Stored records
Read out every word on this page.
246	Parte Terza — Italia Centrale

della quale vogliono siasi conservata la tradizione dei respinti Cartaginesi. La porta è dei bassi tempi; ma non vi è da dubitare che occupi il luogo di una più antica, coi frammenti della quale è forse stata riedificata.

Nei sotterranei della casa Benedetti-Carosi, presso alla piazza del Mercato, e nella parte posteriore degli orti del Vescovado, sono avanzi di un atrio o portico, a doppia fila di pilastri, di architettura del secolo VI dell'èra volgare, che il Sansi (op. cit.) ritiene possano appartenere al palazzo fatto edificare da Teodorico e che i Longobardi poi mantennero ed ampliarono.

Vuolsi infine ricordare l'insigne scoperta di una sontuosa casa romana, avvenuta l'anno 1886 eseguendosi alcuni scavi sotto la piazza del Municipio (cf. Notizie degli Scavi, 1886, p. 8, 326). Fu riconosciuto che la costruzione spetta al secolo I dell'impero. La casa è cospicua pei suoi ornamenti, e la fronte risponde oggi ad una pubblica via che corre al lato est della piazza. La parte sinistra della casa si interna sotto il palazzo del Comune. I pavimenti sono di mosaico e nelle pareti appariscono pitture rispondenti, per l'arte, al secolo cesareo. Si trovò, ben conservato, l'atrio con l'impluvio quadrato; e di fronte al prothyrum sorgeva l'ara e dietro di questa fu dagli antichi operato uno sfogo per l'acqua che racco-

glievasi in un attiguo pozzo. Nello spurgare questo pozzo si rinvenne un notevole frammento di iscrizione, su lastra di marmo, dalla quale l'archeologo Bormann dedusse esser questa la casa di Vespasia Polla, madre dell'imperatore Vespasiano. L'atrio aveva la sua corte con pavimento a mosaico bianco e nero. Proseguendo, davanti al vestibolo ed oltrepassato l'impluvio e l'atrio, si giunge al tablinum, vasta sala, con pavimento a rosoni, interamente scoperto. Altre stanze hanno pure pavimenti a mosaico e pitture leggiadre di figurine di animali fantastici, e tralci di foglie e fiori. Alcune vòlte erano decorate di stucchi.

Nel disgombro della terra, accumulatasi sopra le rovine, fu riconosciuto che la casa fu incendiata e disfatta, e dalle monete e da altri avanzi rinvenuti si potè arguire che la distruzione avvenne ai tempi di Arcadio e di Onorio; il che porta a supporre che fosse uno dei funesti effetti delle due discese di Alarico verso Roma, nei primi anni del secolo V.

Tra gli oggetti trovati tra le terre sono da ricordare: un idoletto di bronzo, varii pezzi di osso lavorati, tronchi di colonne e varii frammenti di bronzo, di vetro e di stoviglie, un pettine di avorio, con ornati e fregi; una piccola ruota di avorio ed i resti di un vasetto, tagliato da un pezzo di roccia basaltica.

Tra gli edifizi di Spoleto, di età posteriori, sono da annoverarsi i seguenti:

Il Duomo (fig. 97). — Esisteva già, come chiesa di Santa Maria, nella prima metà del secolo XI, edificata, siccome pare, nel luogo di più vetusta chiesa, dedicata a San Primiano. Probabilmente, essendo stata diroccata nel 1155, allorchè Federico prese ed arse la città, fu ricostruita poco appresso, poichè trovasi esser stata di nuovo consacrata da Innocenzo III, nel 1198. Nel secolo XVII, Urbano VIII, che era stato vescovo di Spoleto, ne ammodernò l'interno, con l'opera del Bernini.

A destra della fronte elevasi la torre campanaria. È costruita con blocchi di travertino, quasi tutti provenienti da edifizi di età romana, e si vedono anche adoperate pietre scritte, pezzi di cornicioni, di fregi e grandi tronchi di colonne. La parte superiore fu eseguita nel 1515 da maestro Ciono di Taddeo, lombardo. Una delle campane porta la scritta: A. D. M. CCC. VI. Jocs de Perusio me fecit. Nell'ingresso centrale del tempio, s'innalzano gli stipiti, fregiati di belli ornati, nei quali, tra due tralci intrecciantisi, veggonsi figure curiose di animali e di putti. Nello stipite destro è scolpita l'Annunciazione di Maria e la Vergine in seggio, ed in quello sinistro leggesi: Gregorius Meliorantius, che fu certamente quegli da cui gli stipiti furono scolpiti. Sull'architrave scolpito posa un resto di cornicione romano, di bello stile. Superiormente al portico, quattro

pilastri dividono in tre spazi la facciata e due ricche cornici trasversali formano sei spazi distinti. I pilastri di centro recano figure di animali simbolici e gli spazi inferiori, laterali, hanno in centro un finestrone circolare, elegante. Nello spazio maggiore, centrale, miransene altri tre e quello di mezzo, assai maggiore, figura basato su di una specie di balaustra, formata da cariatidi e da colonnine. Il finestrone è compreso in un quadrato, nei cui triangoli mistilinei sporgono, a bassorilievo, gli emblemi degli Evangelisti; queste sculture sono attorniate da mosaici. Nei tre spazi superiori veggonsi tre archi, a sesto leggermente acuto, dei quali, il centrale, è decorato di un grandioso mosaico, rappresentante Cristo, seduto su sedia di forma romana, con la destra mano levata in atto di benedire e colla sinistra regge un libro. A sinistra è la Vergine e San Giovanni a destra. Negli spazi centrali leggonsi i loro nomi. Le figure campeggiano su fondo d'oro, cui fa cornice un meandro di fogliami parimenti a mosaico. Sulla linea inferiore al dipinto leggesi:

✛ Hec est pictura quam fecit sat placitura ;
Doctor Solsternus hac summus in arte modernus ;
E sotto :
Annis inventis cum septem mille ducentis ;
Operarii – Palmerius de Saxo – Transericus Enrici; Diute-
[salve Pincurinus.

OBJECTIVE = Would you reproduce all the entries exactly?

EXPECTED OUTPUT =
Read out every word on this page.
246	Parte Terza — Italia Centrale

della quale vogliono siasi conservata la tradizione dei respinti Cartaginesi. La porta è dei bassi tempi; ma non vi è da dubitare che occupi il luogo di una più antica, coi frammenti della quale è forse stata riedificata.

Nei sotterranei della casa Benedetti-Carosi, presso alla piazza del Mercato, e nella parte posteriore degli orti del Vescovado, sono avanzi di un atrio o portico, a doppia fila di pilastri, di architettura del secolo VI dell'èra volgare, che il Sansi (op. cit.) ritiene possano appartenere al palazzo fatto edificare da Teodorico e che i Longobardi poi mantennero ed ampliarono.

Vuolsi infine ricordare l'insigne scoperta di una sontuosa casa romana, avvenuta l'anno 1886 eseguendosi alcuni scavi sotto la piazza del Municipio (cf. Notizie degli Scavi, 1886, p. 8, 326). Fu riconosciuto che la costruzione spetta al secolo I dell'impero. La casa è cospicua pei suoi ornamenti, e la fronte risponde oggi ad una pubblica via che corre al lato est della piazza. La parte sinistra della casa si interna sotto il palazzo del Comune. I pavimenti sono di mosaico e nelle pareti appariscono pitture rispondenti, per l'arte, al secolo cesareo. Si trovò, ben conservato, l'atrio con l'impluvio quadrato; e di fronte al prothyrum sorgeva l'ara e dietro di questa fu dagli antichi operato uno sfogo per l'acqua che racco-

glievasi in un attiguo pozzo. Nello spurgare questo pozzo si rinvenne un notevole frammento di iscrizione, su lastra di marmo, dalla quale l'archeologo Bormann dedusse esser questa la casa di Vespasia Polla, madre dell'imperatore Vespasiano. L'atrio aveva la sua corte con pavimento a mosaico bianco e nero. Proseguendo, davanti al vestibolo ed oltrepassato l'impluvio e l'atrio, si giunge al tablinum, vasta sala, con pavimento a rosoni, interamente scoperto. Altre stanze hanno pure pavimenti a mosaico e pitture leggiadre di figurine di animali fantastici, e tralci di foglie e fiori. Alcune vòlte erano decorate di stucchi.

Nel disgombro della terra, accumulatasi sopra le rovine, fu riconosciuto che la casa fu incendiata e disfatta, e dalle monete e da altri avanzi rinvenuti si potè arguire che la distruzione avvenne ai tempi di Arcadio e di Onorio; il che porta a supporre che fosse uno dei funesti effetti delle due discese di Alarico verso Roma, nei primi anni del secolo V.

Tra gli oggetti trovati tra le terre sono da ricordare: un idoletto di bronzo, varii pezzi di osso lavorati, tronchi di colonne e varii frammenti di bronzo, di vetro e di stoviglie, un pettine di avorio, con ornati e fregi; una piccola ruota di avorio ed i resti di un vasetto, tagliato da un pezzo di roccia basaltica.

Tra gli edifizi di Spoleto, di età posteriori, sono da annoverarsi i seguenti:

Il Duomo (fig. 97). — Esisteva già, come chiesa di Santa Maria, nella prima metà del secolo XI, edificata, siccome pare, nel luogo di più vetusta chiesa, dedicata a San Primiano. Probabilmente, essendo stata diroccata nel 1155, allorchè Federico prese ed arse la città, fu ricostruita poco appresso, poichè trovasi esser stata di nuovo consacrata da Innocenzo III, nel 1198. Nel secolo XVII, Urbano VIII, che era stato vescovo di Spoleto, ne ammodernò l'interno, con l'opera del Bernini.

A destra della fronte elevasi la torre campanaria. È costruita con blocchi di travertino, quasi tutti provenienti da edifizi di età romana, e si vedono anche adoperate pietre scritte, pezzi di cornicioni, di fregi e grandi tronchi di colonne. La parte superiore fu eseguita nel 1515 da maestro Ciono di Taddeo, lombardo. Una delle campane porta la scritta: A. D. M. CCC. VI. Jocs de Perusio me fecit. Nell'ingresso centrale del tempio, s'innalzano gli stipiti, fregiati di belli ornati, nei quali, tra due tralci intrecciantisi, veggonsi figure curiose di animali e di putti. Nello stipite destro è scolpita l'Annunciazione di Maria e la Vergine in seggio, ed in quello sinistro leggesi: Gregorius Meliorantius, che fu certamente quegli da cui gli stipiti furono scolpiti. Sull'architrave scolpito posa un resto di cornicione romano, di bello stile. Superiormente al portico, quattro

pilastri dividono in tre spazi la facciata e due ricche cornici trasversali formano sei spazi distinti. I pilastri di centro recano figure di animali simbolici e gli spazi inferiori, laterali, hanno in centro un finestrone circolare, elegante. Nello spazio maggiore, centrale, miransene altri tre e quello di mezzo, assai maggiore, figura basato su di una specie di balaustra, formata da cariatidi e da colonnine. Il finestrone è compreso in un quadrato, nei cui triangoli mistilinei sporgono, a bassorilievo, gli emblemi degli Evangelisti; queste sculture sono attorniate da mosaici. Nei tre spazi superiori veggonsi tre archi, a sesto leggermente acuto, dei quali, il centrale, è decorato di un grandioso mosaico, rappresentante Cristo, seduto su sedia di forma romana, con la destra mano levata in atto di benedire e colla sinistra regge un libro. A sinistra è la Vergine e San Giovanni a destra. Negli spazi centrali leggonsi i loro nomi. Le figure campeggiano su fondo d'oro, cui fa cornice un meandro di fogliami parimenti a mosaico. Sulla linea inferiore al dipinto leggesi:

✛ Hec est pictura quam fecit sat placitura ;
Doctor Solsternus hac summus in arte modernus ;
E sotto :
Annis inventis cum septem mille ducentis ;
Operarii – Palmerius de Saxo – Transericus Enrici; Diute-
[salve Pincurinus.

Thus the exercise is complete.